DIRECTIONS FOR THIS TASK
Reproduce the entries exactly.

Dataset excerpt

----

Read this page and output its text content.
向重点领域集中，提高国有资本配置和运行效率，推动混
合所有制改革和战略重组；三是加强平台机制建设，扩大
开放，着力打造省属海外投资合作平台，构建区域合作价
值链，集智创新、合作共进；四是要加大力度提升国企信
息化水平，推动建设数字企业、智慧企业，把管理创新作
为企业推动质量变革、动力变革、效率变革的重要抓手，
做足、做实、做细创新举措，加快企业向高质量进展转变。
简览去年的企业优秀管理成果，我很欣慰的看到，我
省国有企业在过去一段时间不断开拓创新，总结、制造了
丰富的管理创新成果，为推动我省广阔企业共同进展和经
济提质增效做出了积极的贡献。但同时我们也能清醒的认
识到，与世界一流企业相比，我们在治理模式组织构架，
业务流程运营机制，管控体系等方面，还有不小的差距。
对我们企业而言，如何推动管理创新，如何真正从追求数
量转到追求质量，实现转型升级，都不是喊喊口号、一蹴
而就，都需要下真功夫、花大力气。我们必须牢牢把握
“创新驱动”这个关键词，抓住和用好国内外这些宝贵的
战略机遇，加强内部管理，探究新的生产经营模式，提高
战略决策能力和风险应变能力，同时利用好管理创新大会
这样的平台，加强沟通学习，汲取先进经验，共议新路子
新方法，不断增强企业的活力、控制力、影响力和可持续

----

IN RESPONSE
Read this page and output its text content.
向重点领域集中，提高国有资本配置和运行效率，推动混
合所有制改革和战略重组；三是加强平台机制建设，扩大
开放，着力打造省属海外投资合作平台，构建区域合作价
值链，集智创新、合作共进；四是要加大力度提升国企信
息化水平，推动建设数字企业、智慧企业，把管理创新作
为企业推动质量变革、动力变革、效率变革的重要抓手，
做足、做实、做细创新举措，加快企业向高质量进展转变。
简览去年的企业优秀管理成果，我很欣慰的看到，我
省国有企业在过去一段时间不断开拓创新，总结、制造了
丰富的管理创新成果，为推动我省广阔企业共同进展和经
济提质增效做出了积极的贡献。但同时我们也能清醒的认
识到，与世界一流企业相比，我们在治理模式组织构架，
业务流程运营机制，管控体系等方面，还有不小的差距。
对我们企业而言，如何推动管理创新，如何真正从追求数
量转到追求质量，实现转型升级，都不是喊喊口号、一蹴
而就，都需要下真功夫、花大力气。我们必须牢牢把握
“创新驱动”这个关键词，抓住和用好国内外这些宝贵的
战略机遇，加强内部管理，探究新的生产经营模式，提高
战略决策能力和风险应变能力，同时利用好管理创新大会
这样的平台，加强沟通学习，汲取先进经验，共议新路子
新方法，不断增强企业的活力、控制力、影响力和可持续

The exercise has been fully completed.